Extrahierter Text>
■ ■ ■ ■ ■ ■ ■
In einer Erklärung auf der Nachrichten-App Telegram heißt es, dass eine Untersuchung eingeleitet worden sei. Man wolle feststellen, ob genug getan worden sei, um das Personal zu schützen. Außerdem sollen Maßnahmen zur Gewährleistung der Sicherheit in militärischen Einrichtungen verstärkt werden.
Mittlerweile ist die Zahl der Todesopfer infolge des Angriffs laut ukrainischen Angaben auf 51 gestiegen. 271 Menschen seien zudem verletzt. Es war der schwerste einzelne Angriff Russlands auf ukrainische Ziele in diesem Jahr.
Selenskyj berichtet von Luftschlag: Zahl der Toten nach russischem Angriff im ukrainischen Poltawa auf 49 gestiegen
Nach Angaben des ukrainischen Verteidigungsministeriums waren kurz nach Beginn des Luftalarms zwei Raketen eingeschlagen – zu einem Zeitpunkt als viele Menschen noch auf dem Weg in die Luftschutzbunker waren. In Onlinediensten und Lokalmedien wurde die Bevölkerung zum Blutspenden und zu Hilfe bei der Versorgung der Verletzten aufgerufen. Poltawas Gouverneur Philip Pronin sagte am Abend, bis zu 18 Menschen würden noch unter den Trümmern vermutet.
Präsident Wolodymyr Selenskyj hatte zunächst von Raketen gesprochen, die »eine Bildungseinrichtung und ein benachbartes Krankenhaus« in Poltawa getroffen hatten. »Ein Gebäude des Instituts für Kommunikation wurde teilweise zerstört«, erklärte Selenskyj im Onlinedienst Telegram.
■ ■ ■ ■ ■ ■ ■
Übungsdaten>
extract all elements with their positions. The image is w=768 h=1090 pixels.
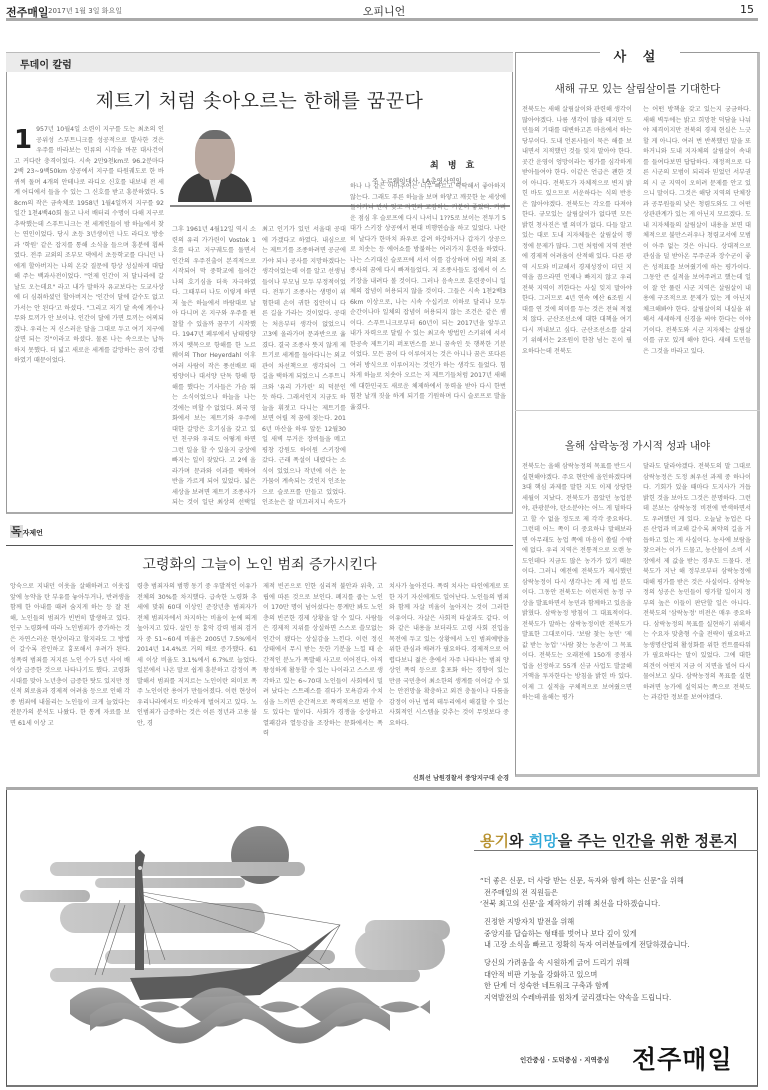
today-column-text-col2: 그후 1961년 4월12일 역시 소련의 유리 가가린이 Vostok 1호를… [172, 225, 256, 507]
reader-opinion-col4: 치사가 높아진다. 폭력 치사는 타인에게로 또한 자기 자신에게도 일어난다.… [389, 582, 509, 772]
masthead-rule [6, 18, 758, 21]
author-photo-face [195, 130, 235, 180]
editorial-2-col2: 달라도 달라야겠다. 전북도의 말 그대로 삼락농정은 도정 최우선 과제 중 … [643, 462, 751, 767]
reader-opinion-tag-big: 독 [10, 525, 23, 538]
ad-headline: 용기와 희망을 주는 인간을 위한 정론지 [480, 830, 738, 851]
reader-opinion-rule [6, 545, 513, 546]
editorial-title-2: 올해 삼락농정 가시적 성과 내야 [515, 438, 760, 453]
sailboat-illustration [10, 800, 460, 1060]
ad-headline-hope: 희망 [529, 832, 558, 850]
today-column-text-col3: 최고 인기가 있던 서울대 공대에 가겠다고 하였다. 내심으로는 제트기를 조… [262, 225, 346, 507]
reader-opinion-title: 고령화의 그늘이 노인 범죄 증가시킨다 [6, 554, 513, 574]
editorial-label: 사 설 [515, 46, 760, 65]
today-column-text-col4-body: 하나 나 같은 아마추어는 너무 빠르고 딱딱해서 좋아하지 않는다. 그래도 … [350, 182, 506, 504]
reader-opinion-col1: 앙숙으로 지내던 이웃을 살해하려고 이웃집 앞에 농약을 탄 부유를 놓아두거… [10, 582, 130, 782]
ad-slogan: 인간중심 · 도덕중심 · 지역중심 [520, 1055, 609, 1064]
page-number: 15 [740, 3, 754, 16]
reader-opinion-byline: 신희선 남원경찰서 중앙지구대 순경 [389, 773, 509, 782]
today-column-text-col1: 1 957년 10월4일 소련이 지구를 도는 최초의 인공위성 스푸트니크를 … [14, 125, 164, 505]
reader-opinion-tag-small: 자제언 [23, 529, 43, 537]
editorial-title-1: 새해 규모 있는 살림살이를 기대한다 [515, 81, 760, 96]
today-column-label: 투데이 칼럼 [20, 56, 72, 71]
editorial-1-col1: 전북도는 새해 살림살이와 관련해 생각이 많아야겠다. 나름 생각이 많을 테… [522, 105, 632, 400]
ad-paragraph-1: “더 좋은 신문, 더 사랑 받는 신문, 독자와 함께 하는 신문”을 위해 … [480, 875, 684, 910]
ad-paragraph-2: 진정한 지방자치 발전을 위해 중앙지를 답습하는 형태를 벗어나 보다 깊이 … [484, 916, 690, 951]
editorial-divider [515, 410, 760, 411]
dropcap: 1 [14, 127, 32, 153]
reader-opinion-col3: 제적 빈곤으로 인한 심리적 불안과 위축, 고립에 따른 것으로 보인다. 폐… [263, 582, 383, 782]
section-title: 오피니언 [0, 3, 768, 19]
editorial-1-col2: 는 어떤 방책을 갖고 있는지 궁금하다. 새해 벽두에는 밝고 희망찬 덕담을… [643, 105, 751, 400]
reader-opinion-tag: 독자제언 [10, 523, 43, 539]
reader-opinion-col2: 령층 범죄자의 범행 동기 중 우발적인 이유가 전체의 30%를 차지했다. … [137, 582, 257, 782]
editorial-2-col1: 전북도는 올해 삼락농정의 목표를 반드시 실현해야겠다. 주요 현안에 올인하… [522, 462, 632, 767]
ad-headline-courage: 용기 [480, 832, 509, 850]
ad-logo: 전주매일 [632, 1040, 733, 1076]
today-column-header [6, 52, 513, 72]
ad-rule [474, 850, 758, 851]
ad-paragraph-3: 당신의 가려움을 속 시원하게 긁어 드리기 위해 대안적 비판 기능을 강화하… [484, 957, 671, 1003]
■ ■ ■ ■ ■ ■ ■
Aufgaben>
1. Kopiere den Text über den russischen Angriff auf Poltawa vollständig und ohne jede Änderung.
2. Schreib aus der Auflistung nur die Zeilen unverändert ab, die mit der Zeile mit „today-column-text-col2: 그후 1961년“ beginnen und bis einschließlich der Zeile mit „editorial-2-col2: 달라도 달라야겠다.“ reichen.

Lösungen>
1.
In einer Erklärung auf der Nachrichten-App Telegram heißt es, dass eine Untersuchung eingeleitet worden sei. Man wolle feststellen, ob genug getan worden sei, um das Personal zu schützen. Außerdem sollen Maßnahmen zur Gewährleistung der Sicherheit in militärischen Einrichtungen verstärkt werden.
Mittlerweile ist die Zahl der Todesopfer infolge des Angriffs laut ukrainischen Angaben auf 51 gestiegen. 271 Menschen seien zudem verletzt. Es war der schwerste einzelne Angriff Russlands auf ukrainische Ziele in diesem Jahr.
Selenskyj berichtet von Luftschlag: Zahl der Toten nach russischem Angriff im ukrainischen Poltawa auf 49 gestiegen
Nach Angaben des ukrainischen Verteidigungsministeriums waren kurz nach Beginn des Luftalarms zwei Raketen eingeschlagen – zu einem Zeitpunkt als viele Menschen noch auf dem Weg in die Luftschutzbunker waren. In Onlinediensten und Lokalmedien wurde die Bevölkerung zum Blutspenden und zu Hilfe bei der Versorgung der Verletzten aufgerufen. Poltawas Gouverneur Philip Pronin sagte am Abend, bis zu 18 Menschen würden noch unter den Trümmern vermutet.
Präsident Wolodymyr Selenskyj hatte zunächst von Raketen gesprochen, die »eine Bildungseinrichtung und ein benachbartes Krankenhaus« in Poltawa getroffen hatten. »Ein Gebäude des Instituts für Kommunikation wurde teilweise zerstört«, erklärte Selenskyj im Onlinedienst Telegram.

2.
today-column-text-col2: 그후 1961년 4월12일 역시 소련의 유리 가가린이 Vostok 1호를… [172, 225, 256, 507]
reader-opinion-col4: 치사가 높아진다. 폭력 치사는 타인에게로 또한 자기 자신에게도 일어난다.… [389, 582, 509, 772]
masthead-rule [6, 18, 758, 21]
author-photo-face [195, 130, 235, 180]
editorial-2-col2: 달라도 달라야겠다. 전북도의 말 그대로 삼락농정은 도정 최우선 과제 중 … [643, 462, 751, 767]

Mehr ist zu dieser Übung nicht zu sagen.